> **Problem statement**
Exclude the pictures, then repeat the remaining data exactly.

Excerpts from a figure dataset
BEGIN

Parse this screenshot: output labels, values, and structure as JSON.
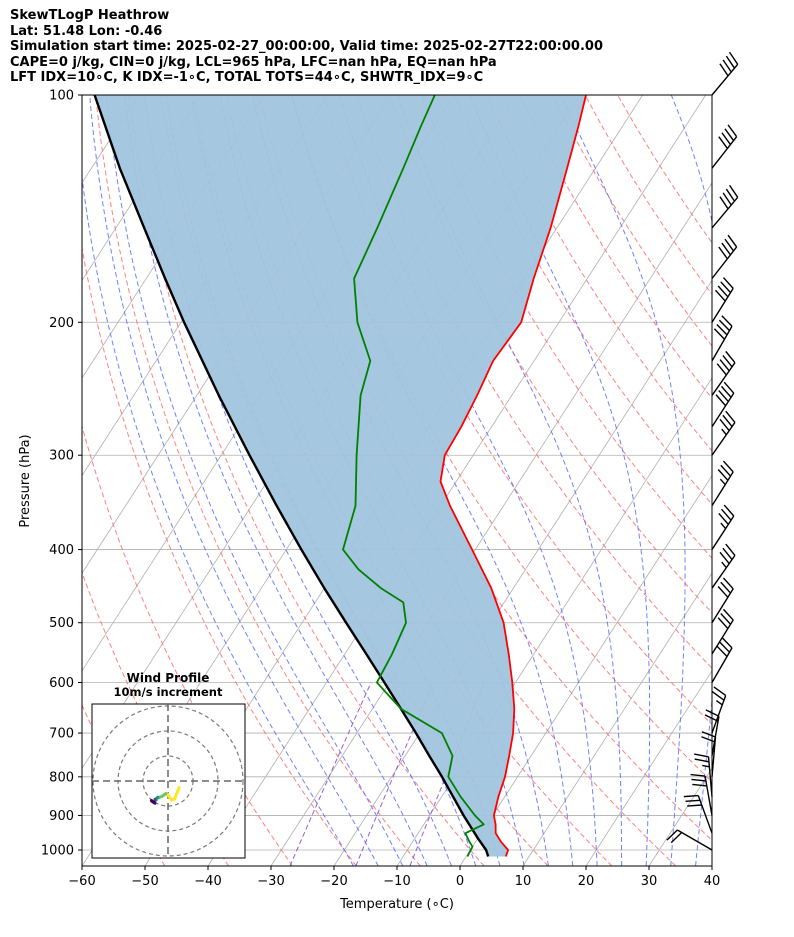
{
  "header": {
    "lines": [
      "SkewTLogP Heathrow",
      "Lat: 51.48   Lon: -0.46",
      "Simulation start time: 2025-02-27_00:00:00, Valid time: 2025-02-27T22:00:00.00",
      "CAPE=0 j/kg, CIN=0 j/kg, LCL=965 hPa, LFC=nan hPa, EQ=nan hPa",
      "LFT IDX=10∘C, K IDX=-1∘C, TOTAL TOTS=44∘C, SHWTR_IDX=9∘C"
    ]
  },
  "chart_data": {
    "type": "line",
    "xlabel": "Temperature (∘C)",
    "ylabel": "Pressure (hPa)",
    "xlim": [
      -60,
      40
    ],
    "ylim": [
      1050,
      100
    ],
    "yscale": "log",
    "xticks": [
      -60,
      -50,
      -40,
      -30,
      -20,
      -10,
      0,
      10,
      20,
      30,
      40
    ],
    "yticks": [
      100,
      200,
      300,
      400,
      500,
      600,
      700,
      800,
      900,
      1000
    ],
    "grid": true,
    "colors": {
      "temperature": "#ff0000",
      "dewpoint": "#008000",
      "parcel": "#000000",
      "cape_fill": "#a1c4de",
      "dry_adiabat": "#ff6b6b",
      "moist_adiabat": "#5b6bff",
      "mixing_ratio": "#9b5bd6",
      "isotherm": "#b0b0b0"
    },
    "temperature": [
      [
        1020,
        6.3
      ],
      [
        1000,
        6.0
      ],
      [
        975,
        4.0
      ],
      [
        950,
        2.3
      ],
      [
        925,
        1.4
      ],
      [
        900,
        0.2
      ],
      [
        850,
        -1.0
      ],
      [
        800,
        -2.0
      ],
      [
        750,
        -3.5
      ],
      [
        700,
        -5.2
      ],
      [
        650,
        -7.5
      ],
      [
        600,
        -10.5
      ],
      [
        550,
        -14.0
      ],
      [
        500,
        -18.0
      ],
      [
        450,
        -23.5
      ],
      [
        400,
        -30.5
      ],
      [
        350,
        -38.5
      ],
      [
        325,
        -42.5
      ],
      [
        300,
        -44.5
      ],
      [
        275,
        -44.8
      ],
      [
        250,
        -45.5
      ],
      [
        225,
        -46.5
      ],
      [
        200,
        -46.0
      ],
      [
        175,
        -48.5
      ],
      [
        150,
        -51.0
      ],
      [
        125,
        -54.5
      ],
      [
        110,
        -57.0
      ],
      [
        100,
        -59.0
      ]
    ],
    "dewpoint": [
      [
        1020,
        0.2
      ],
      [
        990,
        0.0
      ],
      [
        975,
        -1.0
      ],
      [
        950,
        -2.5
      ],
      [
        925,
        -0.5
      ],
      [
        900,
        -2.8
      ],
      [
        850,
        -7.0
      ],
      [
        800,
        -11.0
      ],
      [
        750,
        -12.5
      ],
      [
        700,
        -16.5
      ],
      [
        650,
        -25.5
      ],
      [
        600,
        -32.0
      ],
      [
        550,
        -32.5
      ],
      [
        500,
        -33.5
      ],
      [
        470,
        -36.0
      ],
      [
        450,
        -41.0
      ],
      [
        425,
        -46.5
      ],
      [
        400,
        -51.0
      ],
      [
        350,
        -53.5
      ],
      [
        300,
        -58.5
      ],
      [
        250,
        -64.0
      ],
      [
        225,
        -66.0
      ],
      [
        200,
        -72.0
      ],
      [
        175,
        -77.0
      ],
      [
        150,
        -78.5
      ],
      [
        125,
        -80.5
      ],
      [
        110,
        -82.0
      ],
      [
        100,
        -83.0
      ]
    ],
    "parcel": [
      [
        1020,
        3.5
      ],
      [
        1000,
        2.5
      ],
      [
        965,
        0.0
      ],
      [
        900,
        -4.6
      ],
      [
        850,
        -8.2
      ],
      [
        800,
        -12.0
      ],
      [
        750,
        -16.2
      ],
      [
        700,
        -20.6
      ],
      [
        650,
        -25.5
      ],
      [
        600,
        -30.8
      ],
      [
        550,
        -36.6
      ],
      [
        500,
        -43.0
      ],
      [
        450,
        -50.0
      ],
      [
        400,
        -57.6
      ],
      [
        350,
        -66.0
      ],
      [
        300,
        -75.5
      ],
      [
        250,
        -86.5
      ],
      [
        200,
        -99.5
      ],
      [
        175,
        -107.0
      ],
      [
        150,
        -115.5
      ],
      [
        125,
        -125.5
      ],
      [
        100,
        -137.0
      ]
    ],
    "wind_barbs": [
      [
        100,
        40,
        40
      ],
      [
        125,
        38,
        40
      ],
      [
        150,
        40,
        40
      ],
      [
        175,
        38,
        40
      ],
      [
        200,
        32,
        40
      ],
      [
        225,
        30,
        40
      ],
      [
        250,
        35,
        40
      ],
      [
        275,
        33,
        40
      ],
      [
        300,
        35,
        35
      ],
      [
        350,
        32,
        35
      ],
      [
        400,
        33,
        35
      ],
      [
        450,
        35,
        35
      ],
      [
        500,
        32,
        30
      ],
      [
        550,
        32,
        30
      ],
      [
        600,
        30,
        30
      ],
      [
        700,
        20,
        25
      ],
      [
        750,
        10,
        20
      ],
      [
        800,
        5,
        20
      ],
      [
        850,
        355,
        25
      ],
      [
        900,
        350,
        30
      ],
      [
        950,
        340,
        30
      ],
      [
        1000,
        300,
        20
      ]
    ],
    "hodograph": {
      "title": "Wind Profile",
      "subtitle": "10m/s increment",
      "rings": [
        10,
        20,
        30
      ]
    }
  }
}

END

> **Task result**
Parse this screenshot: output labels, values, and structure as JSON.
{
  "header": {
    "lines": [
      "SkewTLogP Heathrow",
      "Lat: 51.48   Lon: -0.46",
      "Simulation start time: 2025-02-27_00:00:00, Valid time: 2025-02-27T22:00:00.00",
      "CAPE=0 j/kg, CIN=0 j/kg, LCL=965 hPa, LFC=nan hPa, EQ=nan hPa",
      "LFT IDX=10∘C, K IDX=-1∘C, TOTAL TOTS=44∘C, SHWTR_IDX=9∘C"
    ]
  },
  "chart_data": {
    "type": "line",
    "xlabel": "Temperature (∘C)",
    "ylabel": "Pressure (hPa)",
    "xlim": [
      -60,
      40
    ],
    "ylim": [
      1050,
      100
    ],
    "yscale": "log",
    "xticks": [
      -60,
      -50,
      -40,
      -30,
      -20,
      -10,
      0,
      10,
      20,
      30,
      40
    ],
    "yticks": [
      100,
      200,
      300,
      400,
      500,
      600,
      700,
      800,
      900,
      1000
    ],
    "grid": true,
    "colors": {
      "temperature": "#ff0000",
      "dewpoint": "#008000",
      "parcel": "#000000",
      "cape_fill": "#a1c4de",
      "dry_adiabat": "#ff6b6b",
      "moist_adiabat": "#5b6bff",
      "mixing_ratio": "#9b5bd6",
      "isotherm": "#b0b0b0"
    },
    "temperature": [
      [
        1020,
        6.3
      ],
      [
        1000,
        6.0
      ],
      [
        975,
        4.0
      ],
      [
        950,
        2.3
      ],
      [
        925,
        1.4
      ],
      [
        900,
        0.2
      ],
      [
        850,
        -1.0
      ],
      [
        800,
        -2.0
      ],
      [
        750,
        -3.5
      ],
      [
        700,
        -5.2
      ],
      [
        650,
        -7.5
      ],
      [
        600,
        -10.5
      ],
      [
        550,
        -14.0
      ],
      [
        500,
        -18.0
      ],
      [
        450,
        -23.5
      ],
      [
        400,
        -30.5
      ],
      [
        350,
        -38.5
      ],
      [
        325,
        -42.5
      ],
      [
        300,
        -44.5
      ],
      [
        275,
        -44.8
      ],
      [
        250,
        -45.5
      ],
      [
        225,
        -46.5
      ],
      [
        200,
        -46.0
      ],
      [
        175,
        -48.5
      ],
      [
        150,
        -51.0
      ],
      [
        125,
        -54.5
      ],
      [
        110,
        -57.0
      ],
      [
        100,
        -59.0
      ]
    ],
    "dewpoint": [
      [
        1020,
        0.2
      ],
      [
        990,
        0.0
      ],
      [
        975,
        -1.0
      ],
      [
        950,
        -2.5
      ],
      [
        925,
        -0.5
      ],
      [
        900,
        -2.8
      ],
      [
        850,
        -7.0
      ],
      [
        800,
        -11.0
      ],
      [
        750,
        -12.5
      ],
      [
        700,
        -16.5
      ],
      [
        650,
        -25.5
      ],
      [
        600,
        -32.0
      ],
      [
        550,
        -32.5
      ],
      [
        500,
        -33.5
      ],
      [
        470,
        -36.0
      ],
      [
        450,
        -41.0
      ],
      [
        425,
        -46.5
      ],
      [
        400,
        -51.0
      ],
      [
        350,
        -53.5
      ],
      [
        300,
        -58.5
      ],
      [
        250,
        -64.0
      ],
      [
        225,
        -66.0
      ],
      [
        200,
        -72.0
      ],
      [
        175,
        -77.0
      ],
      [
        150,
        -78.5
      ],
      [
        125,
        -80.5
      ],
      [
        110,
        -82.0
      ],
      [
        100,
        -83.0
      ]
    ],
    "parcel": [
      [
        1020,
        3.5
      ],
      [
        1000,
        2.5
      ],
      [
        965,
        0.0
      ],
      [
        900,
        -4.6
      ],
      [
        850,
        -8.2
      ],
      [
        800,
        -12.0
      ],
      [
        750,
        -16.2
      ],
      [
        700,
        -20.6
      ],
      [
        650,
        -25.5
      ],
      [
        600,
        -30.8
      ],
      [
        550,
        -36.6
      ],
      [
        500,
        -43.0
      ],
      [
        450,
        -50.0
      ],
      [
        400,
        -57.6
      ],
      [
        350,
        -66.0
      ],
      [
        300,
        -75.5
      ],
      [
        250,
        -86.5
      ],
      [
        200,
        -99.5
      ],
      [
        175,
        -107.0
      ],
      [
        150,
        -115.5
      ],
      [
        125,
        -125.5
      ],
      [
        100,
        -137.0
      ]
    ],
    "wind_barbs": [
      [
        100,
        40,
        40
      ],
      [
        125,
        38,
        40
      ],
      [
        150,
        40,
        40
      ],
      [
        175,
        38,
        40
      ],
      [
        200,
        32,
        40
      ],
      [
        225,
        30,
        40
      ],
      [
        250,
        35,
        40
      ],
      [
        275,
        33,
        40
      ],
      [
        300,
        35,
        35
      ],
      [
        350,
        32,
        35
      ],
      [
        400,
        33,
        35
      ],
      [
        450,
        35,
        35
      ],
      [
        500,
        32,
        30
      ],
      [
        550,
        32,
        30
      ],
      [
        600,
        30,
        30
      ],
      [
        700,
        20,
        25
      ],
      [
        750,
        10,
        20
      ],
      [
        800,
        5,
        20
      ],
      [
        850,
        355,
        25
      ],
      [
        900,
        350,
        30
      ],
      [
        950,
        340,
        30
      ],
      [
        1000,
        300,
        20
      ]
    ],
    "hodograph": {
      "title": "Wind Profile",
      "subtitle": "10m/s increment",
      "rings": [
        10,
        20,
        30
      ]
    }
  }
}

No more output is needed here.